━━ Entries

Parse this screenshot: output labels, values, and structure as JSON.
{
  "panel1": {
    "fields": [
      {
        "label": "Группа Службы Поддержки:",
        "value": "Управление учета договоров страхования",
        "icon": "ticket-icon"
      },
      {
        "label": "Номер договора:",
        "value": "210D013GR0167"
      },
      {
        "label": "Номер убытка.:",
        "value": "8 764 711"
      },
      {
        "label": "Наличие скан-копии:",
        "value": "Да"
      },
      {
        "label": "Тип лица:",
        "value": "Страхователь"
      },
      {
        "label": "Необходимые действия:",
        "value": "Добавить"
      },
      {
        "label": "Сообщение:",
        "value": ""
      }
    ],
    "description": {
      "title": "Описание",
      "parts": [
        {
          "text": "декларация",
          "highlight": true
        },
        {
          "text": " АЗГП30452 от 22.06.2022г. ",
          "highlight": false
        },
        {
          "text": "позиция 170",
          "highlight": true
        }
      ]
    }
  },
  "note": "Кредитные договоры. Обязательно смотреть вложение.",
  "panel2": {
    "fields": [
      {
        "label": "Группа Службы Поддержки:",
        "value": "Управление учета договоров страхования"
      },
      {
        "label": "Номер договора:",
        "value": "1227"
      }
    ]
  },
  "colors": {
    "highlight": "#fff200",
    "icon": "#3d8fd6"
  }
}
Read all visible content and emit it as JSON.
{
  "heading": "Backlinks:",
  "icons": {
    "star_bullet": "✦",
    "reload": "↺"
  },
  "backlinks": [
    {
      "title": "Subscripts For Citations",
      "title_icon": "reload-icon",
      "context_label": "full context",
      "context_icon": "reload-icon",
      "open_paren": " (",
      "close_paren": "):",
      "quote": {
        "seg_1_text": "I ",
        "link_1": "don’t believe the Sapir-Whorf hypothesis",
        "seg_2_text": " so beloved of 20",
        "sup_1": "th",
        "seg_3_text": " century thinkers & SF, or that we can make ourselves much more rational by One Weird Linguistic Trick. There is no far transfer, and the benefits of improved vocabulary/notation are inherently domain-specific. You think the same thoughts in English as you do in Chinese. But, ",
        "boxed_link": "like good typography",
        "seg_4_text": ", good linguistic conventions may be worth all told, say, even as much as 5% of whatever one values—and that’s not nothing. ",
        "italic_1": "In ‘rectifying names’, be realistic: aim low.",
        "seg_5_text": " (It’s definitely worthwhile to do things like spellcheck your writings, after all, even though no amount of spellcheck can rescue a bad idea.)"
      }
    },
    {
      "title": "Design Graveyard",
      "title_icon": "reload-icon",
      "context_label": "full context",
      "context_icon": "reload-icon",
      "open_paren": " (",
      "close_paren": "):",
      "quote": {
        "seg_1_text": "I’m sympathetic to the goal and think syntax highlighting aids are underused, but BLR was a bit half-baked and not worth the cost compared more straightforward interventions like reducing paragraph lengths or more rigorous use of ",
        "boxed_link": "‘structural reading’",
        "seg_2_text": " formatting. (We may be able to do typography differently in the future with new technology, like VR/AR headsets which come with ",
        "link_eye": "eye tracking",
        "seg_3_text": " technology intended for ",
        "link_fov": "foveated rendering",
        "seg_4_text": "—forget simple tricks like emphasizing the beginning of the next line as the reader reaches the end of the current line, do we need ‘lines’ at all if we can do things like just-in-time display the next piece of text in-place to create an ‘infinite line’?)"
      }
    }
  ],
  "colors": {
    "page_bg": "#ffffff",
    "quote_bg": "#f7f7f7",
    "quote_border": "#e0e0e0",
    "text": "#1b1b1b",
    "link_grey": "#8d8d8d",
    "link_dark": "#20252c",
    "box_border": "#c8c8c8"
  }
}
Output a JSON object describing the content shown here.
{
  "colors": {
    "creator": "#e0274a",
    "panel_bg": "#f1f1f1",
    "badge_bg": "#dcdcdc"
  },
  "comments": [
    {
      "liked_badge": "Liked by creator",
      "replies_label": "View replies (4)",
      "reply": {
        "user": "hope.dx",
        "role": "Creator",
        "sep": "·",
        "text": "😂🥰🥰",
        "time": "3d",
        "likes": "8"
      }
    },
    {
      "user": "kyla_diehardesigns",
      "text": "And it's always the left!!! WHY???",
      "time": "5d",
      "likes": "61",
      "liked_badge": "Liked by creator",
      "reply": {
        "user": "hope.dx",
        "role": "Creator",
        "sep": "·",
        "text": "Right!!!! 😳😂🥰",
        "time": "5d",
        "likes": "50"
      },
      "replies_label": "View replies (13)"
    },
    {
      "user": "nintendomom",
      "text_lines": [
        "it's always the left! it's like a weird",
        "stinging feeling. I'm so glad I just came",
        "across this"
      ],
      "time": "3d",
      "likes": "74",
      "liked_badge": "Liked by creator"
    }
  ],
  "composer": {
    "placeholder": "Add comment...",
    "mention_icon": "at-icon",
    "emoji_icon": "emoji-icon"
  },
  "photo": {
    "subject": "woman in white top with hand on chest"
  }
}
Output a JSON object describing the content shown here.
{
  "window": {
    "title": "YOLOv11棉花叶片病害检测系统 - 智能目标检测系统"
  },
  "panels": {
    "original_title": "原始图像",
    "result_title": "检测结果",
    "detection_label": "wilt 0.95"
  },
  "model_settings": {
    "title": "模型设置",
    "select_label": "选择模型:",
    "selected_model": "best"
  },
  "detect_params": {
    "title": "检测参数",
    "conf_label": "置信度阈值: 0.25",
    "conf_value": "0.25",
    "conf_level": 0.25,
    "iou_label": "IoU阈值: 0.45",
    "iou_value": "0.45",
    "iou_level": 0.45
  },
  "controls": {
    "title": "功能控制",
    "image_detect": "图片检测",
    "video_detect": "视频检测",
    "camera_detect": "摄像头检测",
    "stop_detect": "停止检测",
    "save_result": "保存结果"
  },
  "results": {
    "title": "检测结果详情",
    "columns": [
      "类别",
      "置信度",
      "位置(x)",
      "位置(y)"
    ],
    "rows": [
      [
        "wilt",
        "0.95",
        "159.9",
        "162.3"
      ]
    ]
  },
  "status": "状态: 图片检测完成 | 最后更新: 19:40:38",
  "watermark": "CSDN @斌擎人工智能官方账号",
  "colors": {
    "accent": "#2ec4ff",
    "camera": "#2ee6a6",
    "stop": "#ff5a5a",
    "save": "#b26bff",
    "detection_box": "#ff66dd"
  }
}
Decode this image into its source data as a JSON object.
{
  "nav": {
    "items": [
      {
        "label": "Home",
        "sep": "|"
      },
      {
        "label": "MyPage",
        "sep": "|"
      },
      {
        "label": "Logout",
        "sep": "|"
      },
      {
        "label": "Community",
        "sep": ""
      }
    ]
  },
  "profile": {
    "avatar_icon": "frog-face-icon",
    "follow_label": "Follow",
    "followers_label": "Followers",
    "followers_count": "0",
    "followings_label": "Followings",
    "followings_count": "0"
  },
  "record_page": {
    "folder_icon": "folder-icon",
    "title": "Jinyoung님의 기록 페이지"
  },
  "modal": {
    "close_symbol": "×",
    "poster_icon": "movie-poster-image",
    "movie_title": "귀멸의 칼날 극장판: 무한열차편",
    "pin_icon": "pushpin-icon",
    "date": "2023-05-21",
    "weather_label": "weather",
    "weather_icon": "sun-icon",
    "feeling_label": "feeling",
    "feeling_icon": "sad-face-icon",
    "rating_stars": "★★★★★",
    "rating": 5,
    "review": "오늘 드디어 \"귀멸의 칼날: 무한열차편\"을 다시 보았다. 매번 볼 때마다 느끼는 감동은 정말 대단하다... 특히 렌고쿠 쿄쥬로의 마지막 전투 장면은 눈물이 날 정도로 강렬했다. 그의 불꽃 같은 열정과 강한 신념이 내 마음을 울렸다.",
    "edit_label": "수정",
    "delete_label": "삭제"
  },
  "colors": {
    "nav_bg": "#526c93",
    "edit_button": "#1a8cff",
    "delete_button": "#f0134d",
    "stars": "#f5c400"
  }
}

━━━━

## Your task:
Reply with nothing but the number of lines that contain the word "договоров".

## Solution to the exercise:
2